(Stored records)
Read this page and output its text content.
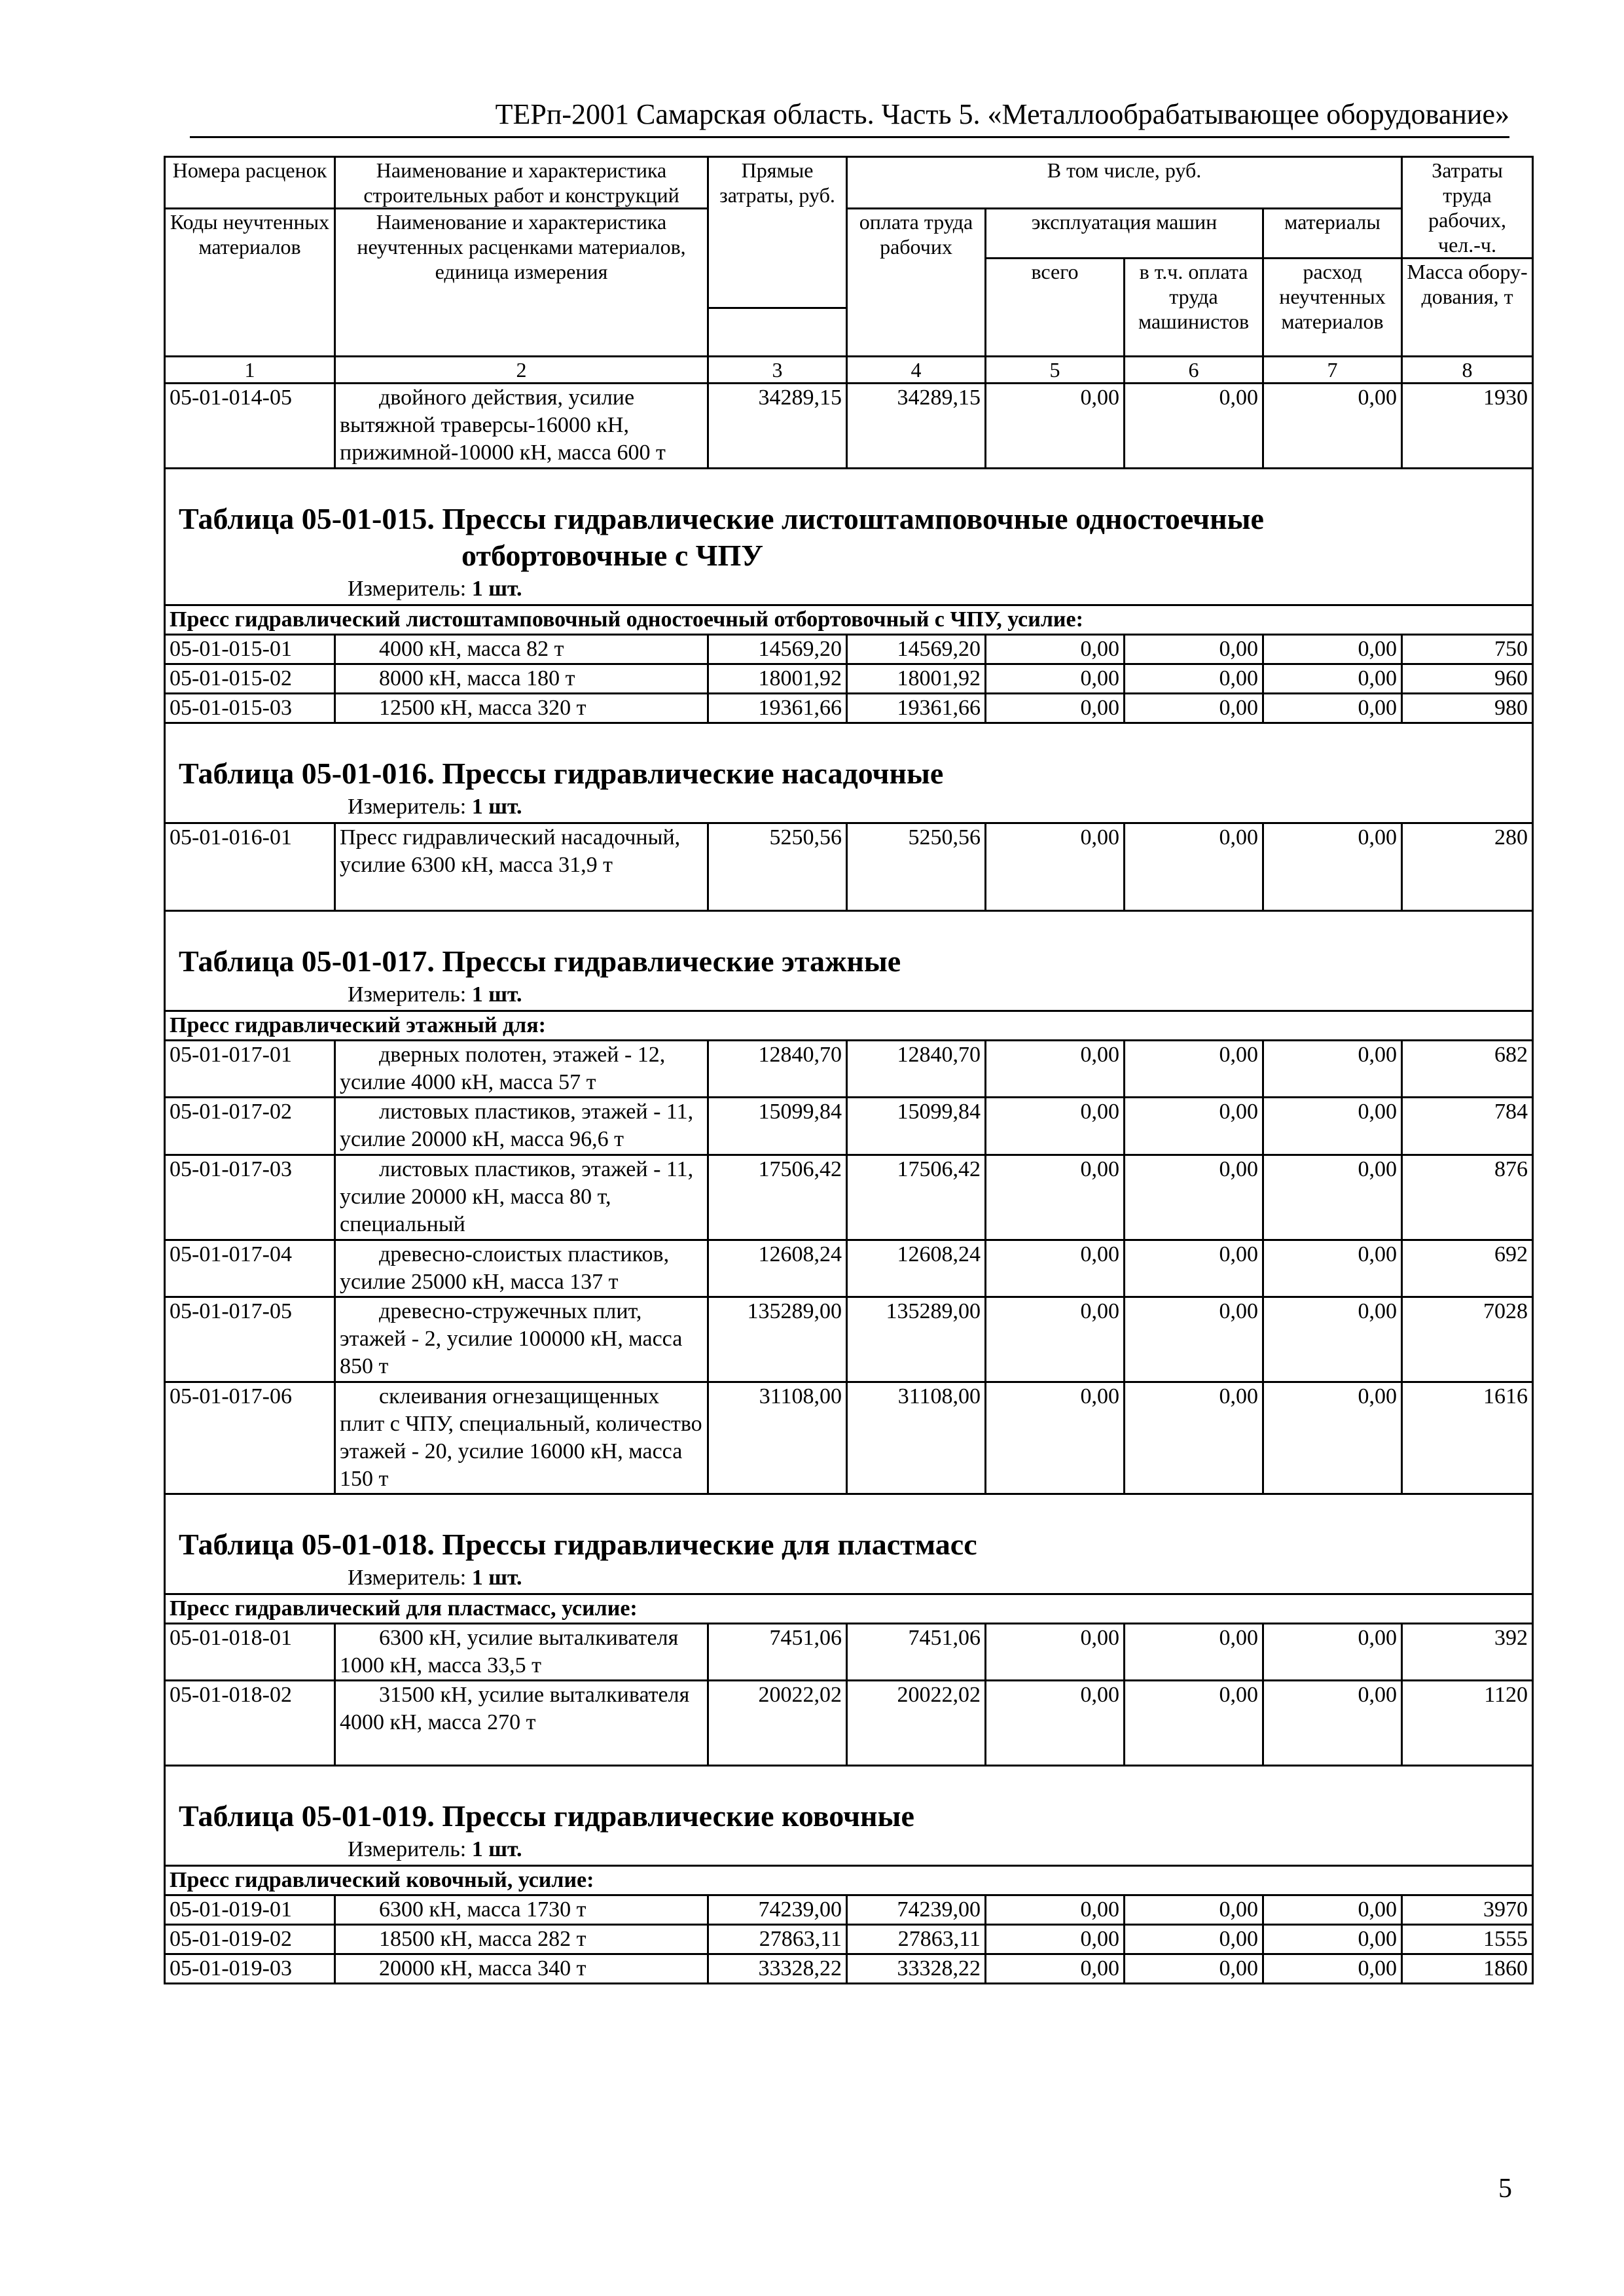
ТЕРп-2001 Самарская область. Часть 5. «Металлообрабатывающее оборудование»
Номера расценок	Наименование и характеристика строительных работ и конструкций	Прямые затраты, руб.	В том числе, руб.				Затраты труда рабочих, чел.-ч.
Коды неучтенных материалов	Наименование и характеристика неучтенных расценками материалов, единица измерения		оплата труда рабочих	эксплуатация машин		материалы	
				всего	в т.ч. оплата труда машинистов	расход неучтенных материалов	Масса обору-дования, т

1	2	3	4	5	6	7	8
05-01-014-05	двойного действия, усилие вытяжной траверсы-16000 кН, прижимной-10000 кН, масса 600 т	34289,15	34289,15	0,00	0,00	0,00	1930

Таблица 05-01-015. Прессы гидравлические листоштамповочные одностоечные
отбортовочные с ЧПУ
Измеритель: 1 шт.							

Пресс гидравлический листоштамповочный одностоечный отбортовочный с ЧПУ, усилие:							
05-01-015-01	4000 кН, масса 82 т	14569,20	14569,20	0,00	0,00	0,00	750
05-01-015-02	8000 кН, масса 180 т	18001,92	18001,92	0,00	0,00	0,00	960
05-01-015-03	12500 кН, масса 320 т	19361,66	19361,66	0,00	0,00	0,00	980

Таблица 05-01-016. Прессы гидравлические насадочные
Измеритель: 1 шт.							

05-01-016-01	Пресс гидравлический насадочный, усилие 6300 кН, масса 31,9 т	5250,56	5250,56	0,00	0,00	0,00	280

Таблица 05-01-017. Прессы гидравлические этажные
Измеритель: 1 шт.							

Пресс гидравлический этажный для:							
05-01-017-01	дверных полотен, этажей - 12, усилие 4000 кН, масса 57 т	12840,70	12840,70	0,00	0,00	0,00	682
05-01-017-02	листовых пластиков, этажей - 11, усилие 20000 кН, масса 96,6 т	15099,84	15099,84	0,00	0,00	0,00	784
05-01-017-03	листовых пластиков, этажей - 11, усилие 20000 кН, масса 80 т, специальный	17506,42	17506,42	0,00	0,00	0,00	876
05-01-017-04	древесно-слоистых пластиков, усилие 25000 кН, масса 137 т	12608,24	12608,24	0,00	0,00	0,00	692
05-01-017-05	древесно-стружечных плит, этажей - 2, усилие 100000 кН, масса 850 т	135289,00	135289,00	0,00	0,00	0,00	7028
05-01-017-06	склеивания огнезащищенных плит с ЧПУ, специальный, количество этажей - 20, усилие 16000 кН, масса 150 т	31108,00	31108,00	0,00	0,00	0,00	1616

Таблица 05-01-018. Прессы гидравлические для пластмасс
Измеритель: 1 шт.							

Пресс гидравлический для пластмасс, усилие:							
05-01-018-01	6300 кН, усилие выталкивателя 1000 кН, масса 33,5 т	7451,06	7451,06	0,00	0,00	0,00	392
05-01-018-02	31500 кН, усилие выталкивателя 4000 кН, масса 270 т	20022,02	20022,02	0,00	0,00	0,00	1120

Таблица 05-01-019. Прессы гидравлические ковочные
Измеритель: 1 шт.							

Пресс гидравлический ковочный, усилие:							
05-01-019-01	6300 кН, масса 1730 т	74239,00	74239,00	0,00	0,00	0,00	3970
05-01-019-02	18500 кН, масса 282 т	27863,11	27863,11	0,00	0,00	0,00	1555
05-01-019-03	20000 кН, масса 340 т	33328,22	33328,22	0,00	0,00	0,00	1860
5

==

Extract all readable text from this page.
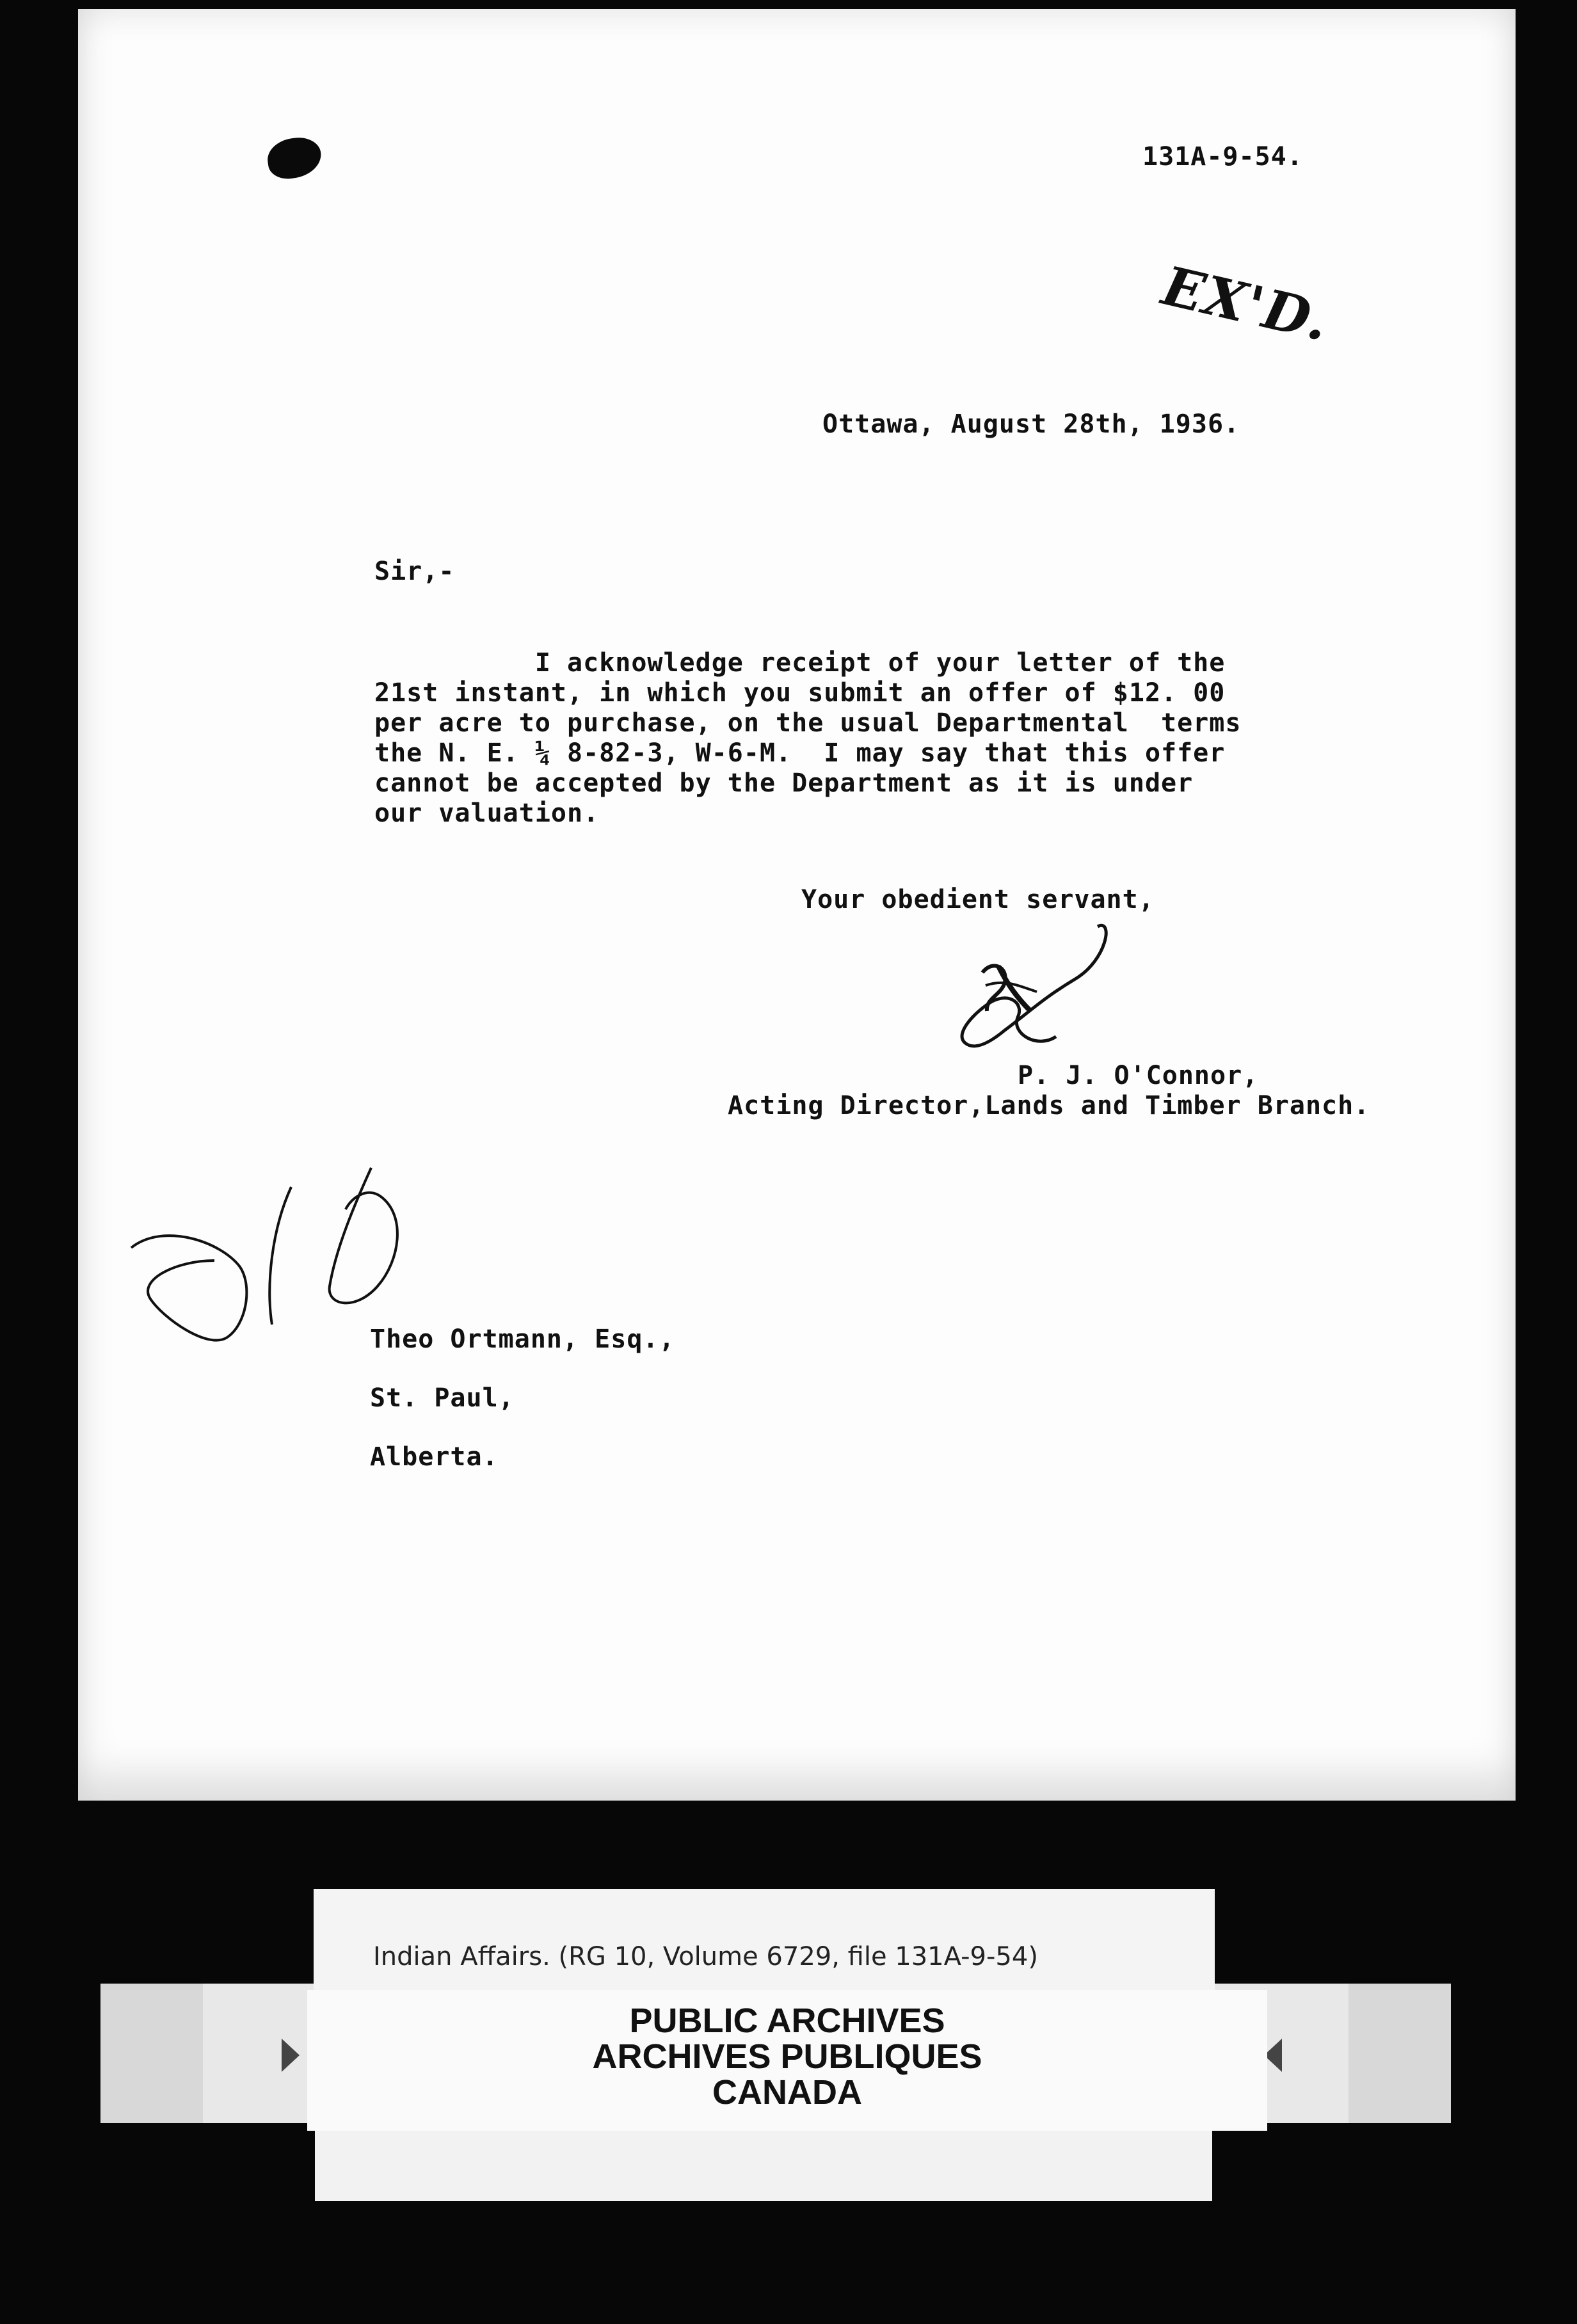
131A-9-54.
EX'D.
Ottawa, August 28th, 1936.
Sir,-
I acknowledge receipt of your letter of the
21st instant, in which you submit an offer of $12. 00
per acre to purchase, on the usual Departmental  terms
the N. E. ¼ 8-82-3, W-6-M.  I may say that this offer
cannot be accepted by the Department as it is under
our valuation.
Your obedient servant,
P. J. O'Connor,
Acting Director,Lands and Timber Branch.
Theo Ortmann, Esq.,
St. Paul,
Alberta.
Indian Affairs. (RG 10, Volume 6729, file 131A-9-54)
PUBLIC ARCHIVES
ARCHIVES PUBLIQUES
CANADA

==

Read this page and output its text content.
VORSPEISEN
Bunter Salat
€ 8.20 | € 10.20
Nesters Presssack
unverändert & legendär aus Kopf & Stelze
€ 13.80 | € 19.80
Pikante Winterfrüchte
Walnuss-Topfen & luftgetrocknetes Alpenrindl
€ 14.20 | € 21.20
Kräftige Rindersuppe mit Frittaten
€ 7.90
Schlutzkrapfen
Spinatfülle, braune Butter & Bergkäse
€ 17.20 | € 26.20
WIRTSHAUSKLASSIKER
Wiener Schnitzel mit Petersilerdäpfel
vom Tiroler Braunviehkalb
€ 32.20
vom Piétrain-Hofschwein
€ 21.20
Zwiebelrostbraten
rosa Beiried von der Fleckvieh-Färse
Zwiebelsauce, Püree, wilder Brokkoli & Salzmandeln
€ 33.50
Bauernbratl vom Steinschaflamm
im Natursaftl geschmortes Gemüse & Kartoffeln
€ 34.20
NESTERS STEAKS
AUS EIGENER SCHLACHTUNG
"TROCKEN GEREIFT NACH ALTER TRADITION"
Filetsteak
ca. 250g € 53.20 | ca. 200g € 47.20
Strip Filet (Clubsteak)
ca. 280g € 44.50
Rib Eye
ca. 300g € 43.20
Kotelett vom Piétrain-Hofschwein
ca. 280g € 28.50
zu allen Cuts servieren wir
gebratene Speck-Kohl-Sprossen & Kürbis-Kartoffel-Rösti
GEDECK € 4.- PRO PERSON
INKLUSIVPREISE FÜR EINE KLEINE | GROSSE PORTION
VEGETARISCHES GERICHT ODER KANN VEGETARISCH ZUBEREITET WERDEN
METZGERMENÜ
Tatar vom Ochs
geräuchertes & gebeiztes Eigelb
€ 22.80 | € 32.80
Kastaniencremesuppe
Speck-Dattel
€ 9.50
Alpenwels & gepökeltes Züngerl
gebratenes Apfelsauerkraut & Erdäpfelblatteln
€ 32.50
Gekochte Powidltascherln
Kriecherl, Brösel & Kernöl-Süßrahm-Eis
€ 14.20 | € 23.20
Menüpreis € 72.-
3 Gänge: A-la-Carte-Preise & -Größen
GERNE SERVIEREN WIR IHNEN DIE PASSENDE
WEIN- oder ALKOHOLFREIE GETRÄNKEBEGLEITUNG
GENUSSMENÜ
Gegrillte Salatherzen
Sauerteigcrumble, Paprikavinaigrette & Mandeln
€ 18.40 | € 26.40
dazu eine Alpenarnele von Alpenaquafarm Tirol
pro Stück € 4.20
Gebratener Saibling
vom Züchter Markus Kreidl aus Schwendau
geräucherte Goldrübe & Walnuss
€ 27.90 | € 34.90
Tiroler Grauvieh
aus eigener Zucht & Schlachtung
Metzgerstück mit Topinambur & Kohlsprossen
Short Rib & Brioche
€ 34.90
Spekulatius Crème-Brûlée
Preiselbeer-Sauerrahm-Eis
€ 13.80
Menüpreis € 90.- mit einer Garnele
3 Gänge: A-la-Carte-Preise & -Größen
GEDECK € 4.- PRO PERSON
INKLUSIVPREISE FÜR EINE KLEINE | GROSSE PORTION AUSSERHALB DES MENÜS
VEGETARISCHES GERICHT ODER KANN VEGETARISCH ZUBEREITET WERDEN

WRITTEN PROBLEM: Find the word "листовых" in the data and show each line that holds it.

CORRECT RESPONSE:
05-01-017-02	листовых пластиков, этажей - 11, усилие 20000 кН, масса 96,6 т	15099,84	15099,84	0,00	0,00	0,00	784
05-01-017-03	листовых пластиков, этажей - 11, усилие 20000 кН, масса 80 т, специальный	17506,42	17506,42	0,00	0,00	0,00	876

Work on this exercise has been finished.